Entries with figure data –
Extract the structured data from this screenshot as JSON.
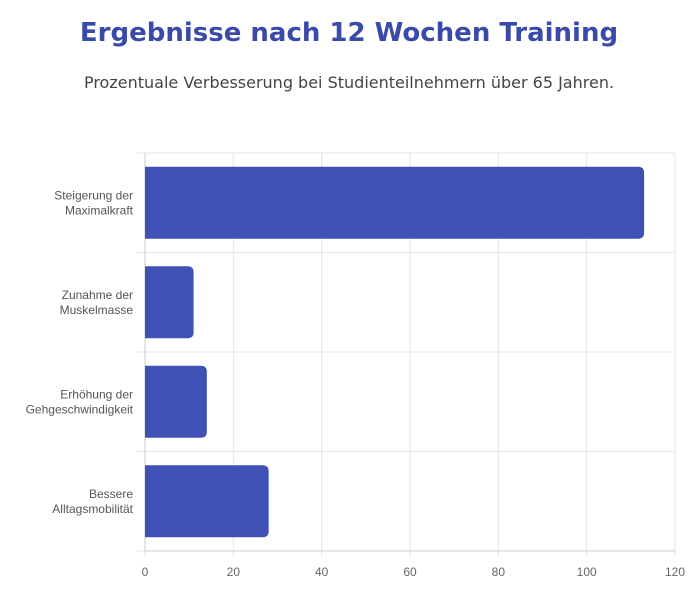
{
  "header": {
    "title": "Ergebnisse nach 12 Wochen Training",
    "subtitle": "Prozentuale Verbesserung bei Studienteilnehmern über 65 Jahren."
  },
  "colors": {
    "bar": "#3f51b5",
    "title": "#3a4aa8",
    "grid": "#e5e5e5"
  },
  "chart_data": {
    "type": "bar",
    "orientation": "horizontal",
    "categories": [
      [
        "Steigerung der",
        "Maximalkraft"
      ],
      [
        "Zunahme der",
        "Muskelmasse"
      ],
      [
        "Erhöhung der",
        "Gehgeschwindigkeit"
      ],
      [
        "Bessere",
        "Alltagsmobilität"
      ]
    ],
    "values": [
      113,
      11,
      14,
      28
    ],
    "xlim": [
      0,
      120
    ],
    "xticks": [
      0,
      20,
      40,
      60,
      80,
      100,
      120
    ],
    "grid": true,
    "legend": "none"
  }
}
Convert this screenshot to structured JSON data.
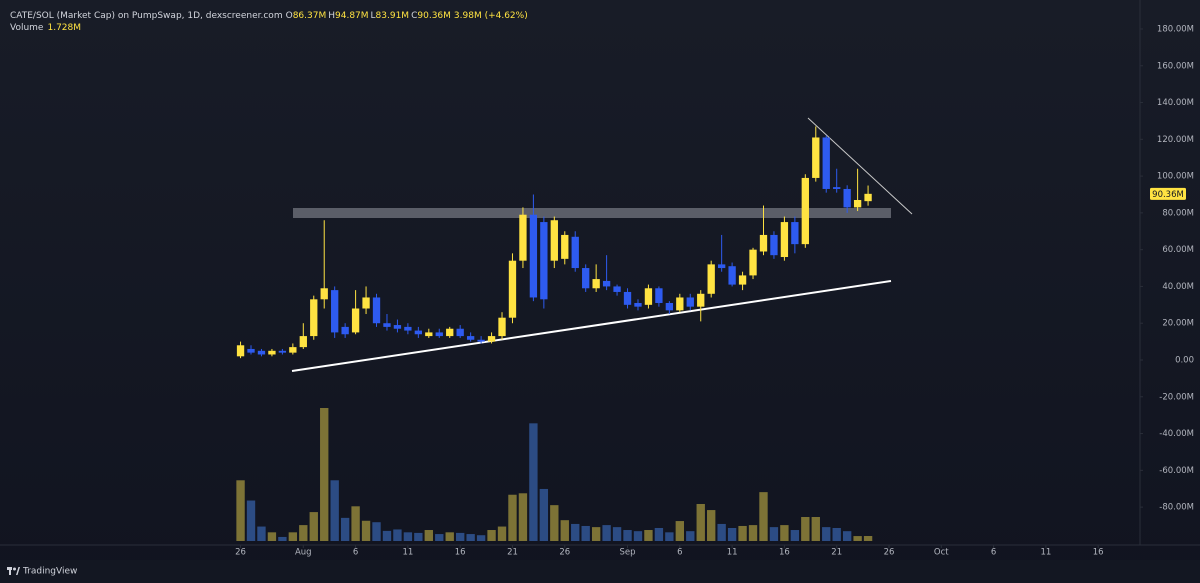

What needs to be done – Each entry above is to be written out again unchanged, apart from the pictures, which are left out.

Solution to this problem –
Extract the structured data from this screenshot as JSON.
{
  "header": {
    "title": "Ergebnisse nach 12 Wochen Training",
    "subtitle": "Prozentuale Verbesserung bei Studienteilnehmern über 65 Jahren."
  },
  "colors": {
    "bar": "#3f51b5",
    "title": "#3a4aa8",
    "grid": "#e5e5e5"
  },
  "chart_data": {
    "type": "bar",
    "orientation": "horizontal",
    "categories": [
      [
        "Steigerung der",
        "Maximalkraft"
      ],
      [
        "Zunahme der",
        "Muskelmasse"
      ],
      [
        "Erhöhung der",
        "Gehgeschwindigkeit"
      ],
      [
        "Bessere",
        "Alltagsmobilität"
      ]
    ],
    "values": [
      113,
      11,
      14,
      28
    ],
    "xlim": [
      0,
      120
    ],
    "xticks": [
      0,
      20,
      40,
      60,
      80,
      100,
      120
    ],
    "grid": true,
    "legend": "none"
  }
}
Convert this screenshot to structured JSON data.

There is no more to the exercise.